▸ INSTRUCTION: All of the material below is to be repeated exactly.

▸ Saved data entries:
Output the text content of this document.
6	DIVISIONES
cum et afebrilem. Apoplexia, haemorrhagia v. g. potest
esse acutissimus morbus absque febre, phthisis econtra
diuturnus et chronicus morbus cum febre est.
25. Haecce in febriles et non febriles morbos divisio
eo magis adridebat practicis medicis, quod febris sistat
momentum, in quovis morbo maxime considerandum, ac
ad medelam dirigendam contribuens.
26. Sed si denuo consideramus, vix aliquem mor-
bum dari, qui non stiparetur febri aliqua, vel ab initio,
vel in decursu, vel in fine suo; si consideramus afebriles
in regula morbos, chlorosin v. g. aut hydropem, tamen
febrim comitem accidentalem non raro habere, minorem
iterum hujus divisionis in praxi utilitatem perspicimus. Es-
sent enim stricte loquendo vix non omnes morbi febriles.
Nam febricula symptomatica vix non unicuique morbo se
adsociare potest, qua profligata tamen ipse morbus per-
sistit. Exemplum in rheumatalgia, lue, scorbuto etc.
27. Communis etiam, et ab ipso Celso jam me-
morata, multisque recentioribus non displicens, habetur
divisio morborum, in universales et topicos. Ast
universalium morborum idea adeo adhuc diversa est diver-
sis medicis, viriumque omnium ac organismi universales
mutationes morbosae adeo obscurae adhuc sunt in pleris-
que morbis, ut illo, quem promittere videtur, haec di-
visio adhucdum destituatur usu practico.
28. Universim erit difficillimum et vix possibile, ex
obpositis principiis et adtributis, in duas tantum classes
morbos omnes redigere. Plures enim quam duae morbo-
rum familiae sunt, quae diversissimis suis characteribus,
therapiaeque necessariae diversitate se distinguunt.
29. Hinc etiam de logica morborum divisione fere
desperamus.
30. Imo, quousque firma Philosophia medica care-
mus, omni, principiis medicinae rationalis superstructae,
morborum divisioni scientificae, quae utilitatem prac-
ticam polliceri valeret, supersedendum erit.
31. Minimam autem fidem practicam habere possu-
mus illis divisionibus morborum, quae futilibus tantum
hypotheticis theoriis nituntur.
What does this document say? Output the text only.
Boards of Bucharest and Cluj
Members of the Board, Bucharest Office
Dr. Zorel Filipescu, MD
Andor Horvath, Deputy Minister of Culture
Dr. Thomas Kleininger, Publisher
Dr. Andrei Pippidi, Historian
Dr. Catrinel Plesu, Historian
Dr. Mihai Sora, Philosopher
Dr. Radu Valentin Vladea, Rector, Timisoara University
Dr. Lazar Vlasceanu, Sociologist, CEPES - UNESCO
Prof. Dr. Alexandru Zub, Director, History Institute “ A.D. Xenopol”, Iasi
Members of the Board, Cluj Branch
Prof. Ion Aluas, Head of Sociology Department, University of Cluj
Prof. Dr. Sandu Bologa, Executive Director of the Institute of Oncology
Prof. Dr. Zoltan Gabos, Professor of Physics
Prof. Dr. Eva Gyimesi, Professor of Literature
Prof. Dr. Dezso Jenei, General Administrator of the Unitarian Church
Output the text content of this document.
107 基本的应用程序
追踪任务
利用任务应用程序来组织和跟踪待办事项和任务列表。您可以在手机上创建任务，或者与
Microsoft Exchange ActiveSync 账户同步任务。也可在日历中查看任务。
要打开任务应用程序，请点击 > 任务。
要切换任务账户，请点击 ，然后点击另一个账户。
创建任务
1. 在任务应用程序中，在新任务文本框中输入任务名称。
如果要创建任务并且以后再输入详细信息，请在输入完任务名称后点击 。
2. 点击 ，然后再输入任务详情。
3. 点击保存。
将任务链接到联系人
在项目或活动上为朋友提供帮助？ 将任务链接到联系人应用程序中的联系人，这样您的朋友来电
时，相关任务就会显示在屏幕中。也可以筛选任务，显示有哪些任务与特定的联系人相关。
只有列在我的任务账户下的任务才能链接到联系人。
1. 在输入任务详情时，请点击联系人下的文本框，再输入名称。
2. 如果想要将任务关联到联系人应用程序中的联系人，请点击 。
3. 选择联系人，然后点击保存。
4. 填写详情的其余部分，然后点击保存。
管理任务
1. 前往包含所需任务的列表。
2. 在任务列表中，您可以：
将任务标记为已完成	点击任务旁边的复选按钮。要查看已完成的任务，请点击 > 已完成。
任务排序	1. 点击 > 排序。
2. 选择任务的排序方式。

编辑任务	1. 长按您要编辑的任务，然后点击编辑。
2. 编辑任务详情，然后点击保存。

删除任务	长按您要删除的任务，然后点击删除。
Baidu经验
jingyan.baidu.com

▸ THE REPLY:
Output the text content of this document.
6	DIVISIONES
cum et afebrilem. Apoplexia, haemorrhagia v. g. potest
esse acutissimus morbus absque febre, phthisis econtra
diuturnus et chronicus morbus cum febre est.
25. Haecce in febriles et non febriles morbos divisio
eo magis adridebat practicis medicis, quod febris sistat
momentum, in quovis morbo maxime considerandum, ac
ad medelam dirigendam contribuens.
26. Sed si denuo consideramus, vix aliquem mor-
bum dari, qui non stiparetur febri aliqua, vel ab initio,
vel in decursu, vel in fine suo; si consideramus afebriles
in regula morbos, chlorosin v. g. aut hydropem, tamen
febrim comitem accidentalem non raro habere, minorem
iterum hujus divisionis in praxi utilitatem perspicimus. Es-
sent enim stricte loquendo vix non omnes morbi febriles.
Nam febricula symptomatica vix non unicuique morbo se
adsociare potest, qua profligata tamen ipse morbus per-
sistit. Exemplum in rheumatalgia, lue, scorbuto etc.
27. Communis etiam, et ab ipso Celso jam me-
morata, multisque recentioribus non displicens, habetur
divisio morborum, in universales et topicos. Ast
universalium morborum idea adeo adhuc diversa est diver-
sis medicis, viriumque omnium ac organismi universales
mutationes morbosae adeo obscurae adhuc sunt in pleris-
que morbis, ut illo, quem promittere videtur, haec di-
visio adhucdum destituatur usu practico.
28. Universim erit difficillimum et vix possibile, ex
obpositis principiis et adtributis, in duas tantum classes
morbos omnes redigere. Plures enim quam duae morbo-
rum familiae sunt, quae diversissimis suis characteribus,
therapiaeque necessariae diversitate se distinguunt.
29. Hinc etiam de logica morborum divisione fere
desperamus.
30. Imo, quousque firma Philosophia medica care-
mus, omni, principiis medicinae rationalis superstructae,
morborum divisioni scientificae, quae utilitatem prac-
ticam polliceri valeret, supersedendum erit.
31. Minimam autem fidem practicam habere possu-
mus illis divisionibus morborum, quae futilibus tantum
hypotheticis theoriis nituntur.
What does this document say? Output the text only.
Boards of Bucharest and Cluj
Members of the Board, Bucharest Office
Dr. Zorel Filipescu, MD
Andor Horvath, Deputy Minister of Culture
Dr. Thomas Kleininger, Publisher
Dr. Andrei Pippidi, Historian
Dr. Catrinel Plesu, Historian
Dr. Mihai Sora, Philosopher
Dr. Radu Valentin Vladea, Rector, Timisoara University
Dr. Lazar Vlasceanu, Sociologist, CEPES - UNESCO
Prof. Dr. Alexandru Zub, Director, History Institute “ A.D. Xenopol”, Iasi
Members of the Board, Cluj Branch
Prof. Ion Aluas, Head of Sociology Department, University of Cluj
Prof. Dr. Sandu Bologa, Executive Director of the Institute of Oncology
Prof. Dr. Zoltan Gabos, Professor of Physics
Prof. Dr. Eva Gyimesi, Professor of Literature
Prof. Dr. Dezso Jenei, General Administrator of the Unitarian Church
Output the text content of this document.
107 基本的应用程序
追踪任务
利用任务应用程序来组织和跟踪待办事项和任务列表。您可以在手机上创建任务，或者与
Microsoft Exchange ActiveSync 账户同步任务。也可在日历中查看任务。
要打开任务应用程序，请点击 > 任务。
要切换任务账户，请点击 ，然后点击另一个账户。
创建任务
1. 在任务应用程序中，在新任务文本框中输入任务名称。
如果要创建任务并且以后再输入详细信息，请在输入完任务名称后点击 。
2. 点击 ，然后再输入任务详情。
3. 点击保存。
将任务链接到联系人
在项目或活动上为朋友提供帮助？ 将任务链接到联系人应用程序中的联系人，这样您的朋友来电
时，相关任务就会显示在屏幕中。也可以筛选任务，显示有哪些任务与特定的联系人相关。
只有列在我的任务账户下的任务才能链接到联系人。
1. 在输入任务详情时，请点击联系人下的文本框，再输入名称。
2. 如果想要将任务关联到联系人应用程序中的联系人，请点击 。
3. 选择联系人，然后点击保存。
4. 填写详情的其余部分，然后点击保存。
管理任务
1. 前往包含所需任务的列表。
2. 在任务列表中，您可以：
将任务标记为已完成	点击任务旁边的复选按钮。要查看已完成的任务，请点击 > 已完成。
任务排序	1. 点击 > 排序。
2. 选择任务的排序方式。

编辑任务	1. 长按您要编辑的任务，然后点击编辑。
2. 编辑任务详情，然后点击保存。

删除任务	长按您要删除的任务，然后点击删除。
Baidu经验
jingyan.baidu.com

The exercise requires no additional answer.